▶ **THE REQUEST**
Pick out each line of the records that includes the string "السواحل", and copy it.

▶ **DATASET RECORDS**

BEGIN

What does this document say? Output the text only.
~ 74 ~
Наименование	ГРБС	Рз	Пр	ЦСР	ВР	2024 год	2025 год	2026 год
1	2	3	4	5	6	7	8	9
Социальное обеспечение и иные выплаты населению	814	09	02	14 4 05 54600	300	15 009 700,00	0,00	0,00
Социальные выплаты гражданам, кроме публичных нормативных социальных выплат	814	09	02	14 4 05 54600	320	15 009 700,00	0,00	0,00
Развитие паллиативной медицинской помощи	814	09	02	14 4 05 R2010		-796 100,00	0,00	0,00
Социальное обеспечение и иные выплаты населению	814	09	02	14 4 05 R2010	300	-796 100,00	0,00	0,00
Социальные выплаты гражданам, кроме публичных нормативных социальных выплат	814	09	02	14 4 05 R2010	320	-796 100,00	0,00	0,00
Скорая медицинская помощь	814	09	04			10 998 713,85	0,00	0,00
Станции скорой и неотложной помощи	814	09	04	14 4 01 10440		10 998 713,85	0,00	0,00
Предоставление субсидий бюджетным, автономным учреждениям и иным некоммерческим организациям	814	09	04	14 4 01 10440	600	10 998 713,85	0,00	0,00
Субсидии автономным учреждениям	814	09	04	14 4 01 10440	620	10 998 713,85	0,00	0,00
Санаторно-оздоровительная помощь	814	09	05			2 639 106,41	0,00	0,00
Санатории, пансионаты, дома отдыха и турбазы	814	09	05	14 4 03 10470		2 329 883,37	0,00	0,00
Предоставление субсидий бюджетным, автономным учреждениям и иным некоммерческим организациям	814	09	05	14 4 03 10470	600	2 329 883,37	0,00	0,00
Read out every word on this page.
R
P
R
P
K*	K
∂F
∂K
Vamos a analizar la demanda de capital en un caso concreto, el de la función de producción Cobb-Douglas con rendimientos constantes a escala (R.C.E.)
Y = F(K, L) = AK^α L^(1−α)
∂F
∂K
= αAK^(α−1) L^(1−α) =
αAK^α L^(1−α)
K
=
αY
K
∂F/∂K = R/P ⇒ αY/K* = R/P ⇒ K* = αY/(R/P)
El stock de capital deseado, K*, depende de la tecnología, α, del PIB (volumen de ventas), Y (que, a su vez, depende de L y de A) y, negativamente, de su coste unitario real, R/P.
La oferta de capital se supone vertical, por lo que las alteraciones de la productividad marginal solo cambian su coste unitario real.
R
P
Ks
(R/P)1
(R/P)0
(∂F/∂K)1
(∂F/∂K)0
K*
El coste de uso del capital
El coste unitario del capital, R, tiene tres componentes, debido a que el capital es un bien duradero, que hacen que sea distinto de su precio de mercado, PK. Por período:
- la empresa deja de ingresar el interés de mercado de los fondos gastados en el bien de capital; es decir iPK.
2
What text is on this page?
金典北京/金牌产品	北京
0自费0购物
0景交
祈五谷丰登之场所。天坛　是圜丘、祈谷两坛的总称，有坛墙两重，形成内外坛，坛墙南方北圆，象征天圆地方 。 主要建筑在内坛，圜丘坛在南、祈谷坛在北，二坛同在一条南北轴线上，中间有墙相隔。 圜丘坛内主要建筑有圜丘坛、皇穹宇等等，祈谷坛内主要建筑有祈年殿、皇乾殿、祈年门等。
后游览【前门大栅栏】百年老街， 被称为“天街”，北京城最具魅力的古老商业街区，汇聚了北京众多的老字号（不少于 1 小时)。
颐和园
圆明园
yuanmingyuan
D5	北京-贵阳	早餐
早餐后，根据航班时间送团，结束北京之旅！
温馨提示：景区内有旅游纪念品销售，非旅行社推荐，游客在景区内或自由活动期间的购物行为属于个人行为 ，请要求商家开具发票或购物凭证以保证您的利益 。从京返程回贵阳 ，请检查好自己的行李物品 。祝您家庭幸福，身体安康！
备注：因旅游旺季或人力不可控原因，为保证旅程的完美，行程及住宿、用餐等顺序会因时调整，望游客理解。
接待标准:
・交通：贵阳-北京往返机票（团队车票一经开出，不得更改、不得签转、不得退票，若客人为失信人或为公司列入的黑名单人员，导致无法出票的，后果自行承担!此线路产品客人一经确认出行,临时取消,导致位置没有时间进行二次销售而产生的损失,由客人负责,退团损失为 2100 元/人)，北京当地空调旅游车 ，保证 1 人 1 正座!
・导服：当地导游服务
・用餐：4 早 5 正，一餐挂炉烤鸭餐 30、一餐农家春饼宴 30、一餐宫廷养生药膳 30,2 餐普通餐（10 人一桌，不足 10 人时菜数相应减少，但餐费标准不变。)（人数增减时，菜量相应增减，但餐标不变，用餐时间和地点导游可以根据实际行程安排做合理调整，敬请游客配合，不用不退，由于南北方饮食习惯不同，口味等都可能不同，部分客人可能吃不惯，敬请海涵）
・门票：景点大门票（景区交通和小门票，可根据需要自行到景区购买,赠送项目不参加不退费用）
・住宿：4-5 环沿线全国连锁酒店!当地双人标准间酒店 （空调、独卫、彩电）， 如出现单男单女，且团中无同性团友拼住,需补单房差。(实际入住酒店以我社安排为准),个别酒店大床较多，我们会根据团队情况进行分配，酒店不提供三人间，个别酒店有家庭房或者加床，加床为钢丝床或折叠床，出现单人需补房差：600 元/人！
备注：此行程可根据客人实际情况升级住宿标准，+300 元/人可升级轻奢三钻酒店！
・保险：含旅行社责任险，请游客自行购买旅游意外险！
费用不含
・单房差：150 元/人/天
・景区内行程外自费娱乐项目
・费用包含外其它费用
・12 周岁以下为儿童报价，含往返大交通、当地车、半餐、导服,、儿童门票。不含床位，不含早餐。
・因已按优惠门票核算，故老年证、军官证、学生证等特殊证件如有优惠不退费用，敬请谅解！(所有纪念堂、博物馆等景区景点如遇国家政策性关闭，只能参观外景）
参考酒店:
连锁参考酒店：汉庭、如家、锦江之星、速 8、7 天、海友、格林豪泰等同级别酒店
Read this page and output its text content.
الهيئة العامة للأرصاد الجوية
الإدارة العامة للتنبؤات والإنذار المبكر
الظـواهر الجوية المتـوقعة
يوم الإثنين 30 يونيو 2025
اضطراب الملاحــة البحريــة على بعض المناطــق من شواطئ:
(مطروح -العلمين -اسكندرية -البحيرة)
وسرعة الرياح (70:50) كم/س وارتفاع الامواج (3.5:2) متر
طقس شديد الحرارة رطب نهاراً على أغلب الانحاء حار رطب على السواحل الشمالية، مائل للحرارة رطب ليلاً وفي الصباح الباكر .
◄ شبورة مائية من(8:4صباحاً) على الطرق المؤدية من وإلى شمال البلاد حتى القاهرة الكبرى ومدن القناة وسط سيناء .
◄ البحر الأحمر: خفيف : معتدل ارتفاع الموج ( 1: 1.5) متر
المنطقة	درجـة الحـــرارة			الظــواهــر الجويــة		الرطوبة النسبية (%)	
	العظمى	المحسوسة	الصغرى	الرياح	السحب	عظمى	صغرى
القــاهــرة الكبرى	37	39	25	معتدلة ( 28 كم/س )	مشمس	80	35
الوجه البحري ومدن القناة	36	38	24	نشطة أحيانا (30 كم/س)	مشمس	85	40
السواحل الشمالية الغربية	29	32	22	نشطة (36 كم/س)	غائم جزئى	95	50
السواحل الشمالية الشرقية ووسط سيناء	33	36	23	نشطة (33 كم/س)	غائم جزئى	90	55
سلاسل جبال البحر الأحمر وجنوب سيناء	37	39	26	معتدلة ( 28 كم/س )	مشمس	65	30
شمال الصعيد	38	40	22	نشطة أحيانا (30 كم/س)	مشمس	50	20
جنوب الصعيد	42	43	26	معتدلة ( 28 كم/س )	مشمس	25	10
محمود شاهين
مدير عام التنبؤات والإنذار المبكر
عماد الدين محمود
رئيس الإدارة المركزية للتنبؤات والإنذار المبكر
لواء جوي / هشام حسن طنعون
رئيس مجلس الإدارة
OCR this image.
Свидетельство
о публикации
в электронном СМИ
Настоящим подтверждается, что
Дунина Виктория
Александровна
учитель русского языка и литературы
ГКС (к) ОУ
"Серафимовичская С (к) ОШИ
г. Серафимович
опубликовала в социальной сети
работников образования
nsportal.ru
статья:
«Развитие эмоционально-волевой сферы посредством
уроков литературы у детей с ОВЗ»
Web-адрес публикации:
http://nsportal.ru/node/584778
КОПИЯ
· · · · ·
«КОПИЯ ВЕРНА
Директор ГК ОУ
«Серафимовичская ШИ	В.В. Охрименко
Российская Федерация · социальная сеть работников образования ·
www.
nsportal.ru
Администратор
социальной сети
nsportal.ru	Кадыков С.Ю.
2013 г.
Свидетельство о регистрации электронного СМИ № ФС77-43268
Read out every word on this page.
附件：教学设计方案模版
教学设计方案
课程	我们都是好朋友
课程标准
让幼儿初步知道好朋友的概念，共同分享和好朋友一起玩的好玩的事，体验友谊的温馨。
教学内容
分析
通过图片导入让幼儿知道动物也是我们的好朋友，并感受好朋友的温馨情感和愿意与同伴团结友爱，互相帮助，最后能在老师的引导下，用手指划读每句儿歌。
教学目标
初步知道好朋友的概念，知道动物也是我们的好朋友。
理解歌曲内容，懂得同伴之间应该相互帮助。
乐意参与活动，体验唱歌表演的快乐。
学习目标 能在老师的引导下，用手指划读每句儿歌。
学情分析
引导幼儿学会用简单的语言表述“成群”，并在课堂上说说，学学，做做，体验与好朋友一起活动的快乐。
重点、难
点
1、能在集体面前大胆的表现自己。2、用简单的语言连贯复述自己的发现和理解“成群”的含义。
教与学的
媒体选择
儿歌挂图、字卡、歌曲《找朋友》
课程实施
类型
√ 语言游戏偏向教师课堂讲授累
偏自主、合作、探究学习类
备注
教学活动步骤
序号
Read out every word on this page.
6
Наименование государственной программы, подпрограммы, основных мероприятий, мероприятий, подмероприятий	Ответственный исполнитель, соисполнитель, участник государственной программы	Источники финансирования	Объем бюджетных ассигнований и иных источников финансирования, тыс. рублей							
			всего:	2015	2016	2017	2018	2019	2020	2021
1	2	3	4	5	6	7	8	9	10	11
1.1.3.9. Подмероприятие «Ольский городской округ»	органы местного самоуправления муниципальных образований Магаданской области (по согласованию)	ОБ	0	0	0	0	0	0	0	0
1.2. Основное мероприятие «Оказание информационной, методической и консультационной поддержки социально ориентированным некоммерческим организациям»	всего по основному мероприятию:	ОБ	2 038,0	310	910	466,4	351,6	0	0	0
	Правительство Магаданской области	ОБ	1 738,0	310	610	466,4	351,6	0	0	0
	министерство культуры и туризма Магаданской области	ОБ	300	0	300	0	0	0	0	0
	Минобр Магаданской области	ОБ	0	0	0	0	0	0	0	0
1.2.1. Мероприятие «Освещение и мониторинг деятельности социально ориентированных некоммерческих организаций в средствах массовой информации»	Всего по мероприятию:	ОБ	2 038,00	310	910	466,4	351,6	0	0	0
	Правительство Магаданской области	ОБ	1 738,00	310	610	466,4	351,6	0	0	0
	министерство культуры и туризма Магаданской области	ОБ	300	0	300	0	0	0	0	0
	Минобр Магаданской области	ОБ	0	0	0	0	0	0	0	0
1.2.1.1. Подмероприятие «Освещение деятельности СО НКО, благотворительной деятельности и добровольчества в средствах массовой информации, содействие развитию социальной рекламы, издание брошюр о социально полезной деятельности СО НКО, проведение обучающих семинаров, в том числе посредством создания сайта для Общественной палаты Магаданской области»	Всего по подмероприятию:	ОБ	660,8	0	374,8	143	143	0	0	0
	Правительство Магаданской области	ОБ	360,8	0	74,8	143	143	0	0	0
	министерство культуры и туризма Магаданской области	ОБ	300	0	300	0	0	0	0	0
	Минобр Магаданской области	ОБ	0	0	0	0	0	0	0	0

END

▶ **TASK SOLUTION**
طقس شديد الحرارة رطب نهاراً على أغلب الانحاء حار رطب على السواحل الشمالية، مائل للحرارة رطب ليلاً وفي الصباح الباكر .
السواحل الشمالية الغربية	29	32	22	نشطة (36 كم/س)	غائم جزئى	95	50
السواحل الشمالية الشرقية ووسط سيناء	33	36	23	نشطة (33 كم/س)	غائم جزئى	90	55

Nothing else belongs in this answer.